Work to do:
The entries that follow should be written out exactly.

***** Data rows *****

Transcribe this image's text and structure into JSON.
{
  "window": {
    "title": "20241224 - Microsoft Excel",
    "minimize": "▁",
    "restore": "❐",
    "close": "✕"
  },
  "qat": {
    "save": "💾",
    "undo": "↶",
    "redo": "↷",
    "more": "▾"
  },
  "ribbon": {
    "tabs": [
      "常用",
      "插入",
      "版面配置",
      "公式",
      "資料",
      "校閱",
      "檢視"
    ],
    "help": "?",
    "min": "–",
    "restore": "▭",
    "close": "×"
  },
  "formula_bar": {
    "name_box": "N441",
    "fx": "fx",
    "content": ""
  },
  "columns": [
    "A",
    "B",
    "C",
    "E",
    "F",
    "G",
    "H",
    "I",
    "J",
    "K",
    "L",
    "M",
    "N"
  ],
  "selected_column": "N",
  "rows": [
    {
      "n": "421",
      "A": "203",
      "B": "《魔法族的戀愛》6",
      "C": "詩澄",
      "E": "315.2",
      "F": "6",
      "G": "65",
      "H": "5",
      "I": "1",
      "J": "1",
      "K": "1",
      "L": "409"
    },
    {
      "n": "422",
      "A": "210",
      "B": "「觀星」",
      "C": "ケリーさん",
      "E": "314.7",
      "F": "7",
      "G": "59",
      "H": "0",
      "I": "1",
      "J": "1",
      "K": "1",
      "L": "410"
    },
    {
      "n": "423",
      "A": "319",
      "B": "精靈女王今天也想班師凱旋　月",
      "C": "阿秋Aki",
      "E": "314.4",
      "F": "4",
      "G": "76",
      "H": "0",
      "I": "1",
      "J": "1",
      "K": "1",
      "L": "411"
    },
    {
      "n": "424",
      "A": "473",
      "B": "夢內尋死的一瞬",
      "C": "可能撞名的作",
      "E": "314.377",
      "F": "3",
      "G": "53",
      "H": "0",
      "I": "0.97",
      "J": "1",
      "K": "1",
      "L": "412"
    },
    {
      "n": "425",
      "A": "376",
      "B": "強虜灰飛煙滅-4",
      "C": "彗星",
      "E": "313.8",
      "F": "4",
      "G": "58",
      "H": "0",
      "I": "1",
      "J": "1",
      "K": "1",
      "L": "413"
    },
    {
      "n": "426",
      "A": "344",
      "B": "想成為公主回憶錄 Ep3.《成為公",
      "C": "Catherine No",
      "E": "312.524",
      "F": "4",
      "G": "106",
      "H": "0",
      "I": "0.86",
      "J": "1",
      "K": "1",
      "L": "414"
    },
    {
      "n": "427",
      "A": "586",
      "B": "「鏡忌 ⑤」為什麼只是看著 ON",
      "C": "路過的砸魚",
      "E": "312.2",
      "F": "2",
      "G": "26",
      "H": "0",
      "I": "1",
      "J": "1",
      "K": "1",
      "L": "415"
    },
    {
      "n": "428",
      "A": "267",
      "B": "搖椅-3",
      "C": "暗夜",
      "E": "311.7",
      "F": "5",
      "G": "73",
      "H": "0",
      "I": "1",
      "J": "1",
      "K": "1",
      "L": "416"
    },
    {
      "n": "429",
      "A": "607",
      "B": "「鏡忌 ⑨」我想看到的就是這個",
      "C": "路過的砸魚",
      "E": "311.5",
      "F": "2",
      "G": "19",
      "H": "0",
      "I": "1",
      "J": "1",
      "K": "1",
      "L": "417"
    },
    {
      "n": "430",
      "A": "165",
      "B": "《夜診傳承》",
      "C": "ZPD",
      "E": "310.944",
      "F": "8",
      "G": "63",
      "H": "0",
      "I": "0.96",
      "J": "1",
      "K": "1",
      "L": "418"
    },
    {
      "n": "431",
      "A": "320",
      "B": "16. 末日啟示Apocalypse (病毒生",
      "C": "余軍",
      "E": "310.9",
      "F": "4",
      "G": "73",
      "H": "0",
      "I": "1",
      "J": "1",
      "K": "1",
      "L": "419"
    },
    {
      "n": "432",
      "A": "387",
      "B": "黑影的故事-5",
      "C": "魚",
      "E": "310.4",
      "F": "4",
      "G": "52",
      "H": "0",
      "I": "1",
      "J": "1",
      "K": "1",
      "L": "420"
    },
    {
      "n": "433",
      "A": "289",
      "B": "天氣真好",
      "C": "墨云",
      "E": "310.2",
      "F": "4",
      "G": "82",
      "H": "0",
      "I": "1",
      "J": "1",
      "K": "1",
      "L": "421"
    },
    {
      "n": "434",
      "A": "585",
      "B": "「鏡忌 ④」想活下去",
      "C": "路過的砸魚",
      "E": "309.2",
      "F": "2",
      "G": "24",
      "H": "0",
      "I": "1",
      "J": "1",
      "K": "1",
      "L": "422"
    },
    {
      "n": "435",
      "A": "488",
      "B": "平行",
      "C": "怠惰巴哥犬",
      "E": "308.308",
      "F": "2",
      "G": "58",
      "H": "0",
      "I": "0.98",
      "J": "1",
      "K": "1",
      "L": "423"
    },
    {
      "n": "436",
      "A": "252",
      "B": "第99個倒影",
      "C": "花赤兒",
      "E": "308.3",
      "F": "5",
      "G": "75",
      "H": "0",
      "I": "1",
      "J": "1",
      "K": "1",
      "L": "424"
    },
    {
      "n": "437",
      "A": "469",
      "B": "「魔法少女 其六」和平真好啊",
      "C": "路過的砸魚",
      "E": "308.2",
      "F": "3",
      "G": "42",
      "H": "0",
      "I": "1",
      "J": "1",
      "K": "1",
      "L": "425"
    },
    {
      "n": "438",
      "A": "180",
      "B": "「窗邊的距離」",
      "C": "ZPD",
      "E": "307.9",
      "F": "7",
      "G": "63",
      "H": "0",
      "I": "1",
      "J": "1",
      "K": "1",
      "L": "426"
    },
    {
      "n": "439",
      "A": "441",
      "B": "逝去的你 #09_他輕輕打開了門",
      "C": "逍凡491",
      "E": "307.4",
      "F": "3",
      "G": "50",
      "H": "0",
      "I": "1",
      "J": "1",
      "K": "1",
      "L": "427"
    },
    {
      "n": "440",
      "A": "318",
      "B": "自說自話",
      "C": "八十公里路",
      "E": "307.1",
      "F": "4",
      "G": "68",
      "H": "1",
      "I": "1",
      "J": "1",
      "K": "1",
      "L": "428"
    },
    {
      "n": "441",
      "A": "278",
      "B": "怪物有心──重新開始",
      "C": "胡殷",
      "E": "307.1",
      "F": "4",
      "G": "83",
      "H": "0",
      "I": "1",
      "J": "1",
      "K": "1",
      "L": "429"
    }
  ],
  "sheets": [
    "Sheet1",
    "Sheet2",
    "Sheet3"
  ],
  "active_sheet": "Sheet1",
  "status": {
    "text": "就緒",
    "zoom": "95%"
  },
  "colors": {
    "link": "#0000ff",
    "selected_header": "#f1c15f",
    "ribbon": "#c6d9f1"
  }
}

*****

Reply to the exercise:
Transcribe this image's text and structure into JSON.
{
  "window": {
    "title": "20241224 - Microsoft Excel",
    "minimize": "▁",
    "restore": "❐",
    "close": "✕"
  },
  "qat": {
    "save": "💾",
    "undo": "↶",
    "redo": "↷",
    "more": "▾"
  },
  "ribbon": {
    "tabs": [
      "常用",
      "插入",
      "版面配置",
      "公式",
      "資料",
      "校閱",
      "檢視"
    ],
    "help": "?",
    "min": "–",
    "restore": "▭",
    "close": "×"
  },
  "formula_bar": {
    "name_box": "N441",
    "fx": "fx",
    "content": ""
  },
  "columns": [
    "A",
    "B",
    "C",
    "E",
    "F",
    "G",
    "H",
    "I",
    "J",
    "K",
    "L",
    "M",
    "N"
  ],
  "selected_column": "N",
  "rows": [
    {
      "n": "421",
      "A": "203",
      "B": "《魔法族的戀愛》6",
      "C": "詩澄",
      "E": "315.2",
      "F": "6",
      "G": "65",
      "H": "5",
      "I": "1",
      "J": "1",
      "K": "1",
      "L": "409"
    },
    {
      "n": "422",
      "A": "210",
      "B": "「觀星」",
      "C": "ケリーさん",
      "E": "314.7",
      "F": "7",
      "G": "59",
      "H": "0",
      "I": "1",
      "J": "1",
      "K": "1",
      "L": "410"
    },
    {
      "n": "423",
      "A": "319",
      "B": "精靈女王今天也想班師凱旋　月",
      "C": "阿秋Aki",
      "E": "314.4",
      "F": "4",
      "G": "76",
      "H": "0",
      "I": "1",
      "J": "1",
      "K": "1",
      "L": "411"
    },
    {
      "n": "424",
      "A": "473",
      "B": "夢內尋死的一瞬",
      "C": "可能撞名的作",
      "E": "314.377",
      "F": "3",
      "G": "53",
      "H": "0",
      "I": "0.97",
      "J": "1",
      "K": "1",
      "L": "412"
    },
    {
      "n": "425",
      "A": "376",
      "B": "強虜灰飛煙滅-4",
      "C": "彗星",
      "E": "313.8",
      "F": "4",
      "G": "58",
      "H": "0",
      "I": "1",
      "J": "1",
      "K": "1",
      "L": "413"
    },
    {
      "n": "426",
      "A": "344",
      "B": "想成為公主回憶錄 Ep3.《成為公",
      "C": "Catherine No",
      "E": "312.524",
      "F": "4",
      "G": "106",
      "H": "0",
      "I": "0.86",
      "J": "1",
      "K": "1",
      "L": "414"
    },
    {
      "n": "427",
      "A": "586",
      "B": "「鏡忌 ⑤」為什麼只是看著 ON",
      "C": "路過的砸魚",
      "E": "312.2",
      "F": "2",
      "G": "26",
      "H": "0",
      "I": "1",
      "J": "1",
      "K": "1",
      "L": "415"
    },
    {
      "n": "428",
      "A": "267",
      "B": "搖椅-3",
      "C": "暗夜",
      "E": "311.7",
      "F": "5",
      "G": "73",
      "H": "0",
      "I": "1",
      "J": "1",
      "K": "1",
      "L": "416"
    },
    {
      "n": "429",
      "A": "607",
      "B": "「鏡忌 ⑨」我想看到的就是這個",
      "C": "路過的砸魚",
      "E": "311.5",
      "F": "2",
      "G": "19",
      "H": "0",
      "I": "1",
      "J": "1",
      "K": "1",
      "L": "417"
    },
    {
      "n": "430",
      "A": "165",
      "B": "《夜診傳承》",
      "C": "ZPD",
      "E": "310.944",
      "F": "8",
      "G": "63",
      "H": "0",
      "I": "0.96",
      "J": "1",
      "K": "1",
      "L": "418"
    },
    {
      "n": "431",
      "A": "320",
      "B": "16. 末日啟示Apocalypse (病毒生",
      "C": "余軍",
      "E": "310.9",
      "F": "4",
      "G": "73",
      "H": "0",
      "I": "1",
      "J": "1",
      "K": "1",
      "L": "419"
    },
    {
      "n": "432",
      "A": "387",
      "B": "黑影的故事-5",
      "C": "魚",
      "E": "310.4",
      "F": "4",
      "G": "52",
      "H": "0",
      "I": "1",
      "J": "1",
      "K": "1",
      "L": "420"
    },
    {
      "n": "433",
      "A": "289",
      "B": "天氣真好",
      "C": "墨云",
      "E": "310.2",
      "F": "4",
      "G": "82",
      "H": "0",
      "I": "1",
      "J": "1",
      "K": "1",
      "L": "421"
    },
    {
      "n": "434",
      "A": "585",
      "B": "「鏡忌 ④」想活下去",
      "C": "路過的砸魚",
      "E": "309.2",
      "F": "2",
      "G": "24",
      "H": "0",
      "I": "1",
      "J": "1",
      "K": "1",
      "L": "422"
    },
    {
      "n": "435",
      "A": "488",
      "B": "平行",
      "C": "怠惰巴哥犬",
      "E": "308.308",
      "F": "2",
      "G": "58",
      "H": "0",
      "I": "0.98",
      "J": "1",
      "K": "1",
      "L": "423"
    },
    {
      "n": "436",
      "A": "252",
      "B": "第99個倒影",
      "C": "花赤兒",
      "E": "308.3",
      "F": "5",
      "G": "75",
      "H": "0",
      "I": "1",
      "J": "1",
      "K": "1",
      "L": "424"
    },
    {
      "n": "437",
      "A": "469",
      "B": "「魔法少女 其六」和平真好啊",
      "C": "路過的砸魚",
      "E": "308.2",
      "F": "3",
      "G": "42",
      "H": "0",
      "I": "1",
      "J": "1",
      "K": "1",
      "L": "425"
    },
    {
      "n": "438",
      "A": "180",
      "B": "「窗邊的距離」",
      "C": "ZPD",
      "E": "307.9",
      "F": "7",
      "G": "63",
      "H": "0",
      "I": "1",
      "J": "1",
      "K": "1",
      "L": "426"
    },
    {
      "n": "439",
      "A": "441",
      "B": "逝去的你 #09_他輕輕打開了門",
      "C": "逍凡491",
      "E": "307.4",
      "F": "3",
      "G": "50",
      "H": "0",
      "I": "1",
      "J": "1",
      "K": "1",
      "L": "427"
    },
    {
      "n": "440",
      "A": "318",
      "B": "自說自話",
      "C": "八十公里路",
      "E": "307.1",
      "F": "4",
      "G": "68",
      "H": "1",
      "I": "1",
      "J": "1",
      "K": "1",
      "L": "428"
    },
    {
      "n": "441",
      "A": "278",
      "B": "怪物有心──重新開始",
      "C": "胡殷",
      "E": "307.1",
      "F": "4",
      "G": "83",
      "H": "0",
      "I": "1",
      "J": "1",
      "K": "1",
      "L": "429"
    }
  ],
  "sheets": [
    "Sheet1",
    "Sheet2",
    "Sheet3"
  ],
  "active_sheet": "Sheet1",
  "status": {
    "text": "就緒",
    "zoom": "95%"
  },
  "colors": {
    "link": "#0000ff",
    "selected_header": "#f1c15f",
    "ribbon": "#c6d9f1"
  }
}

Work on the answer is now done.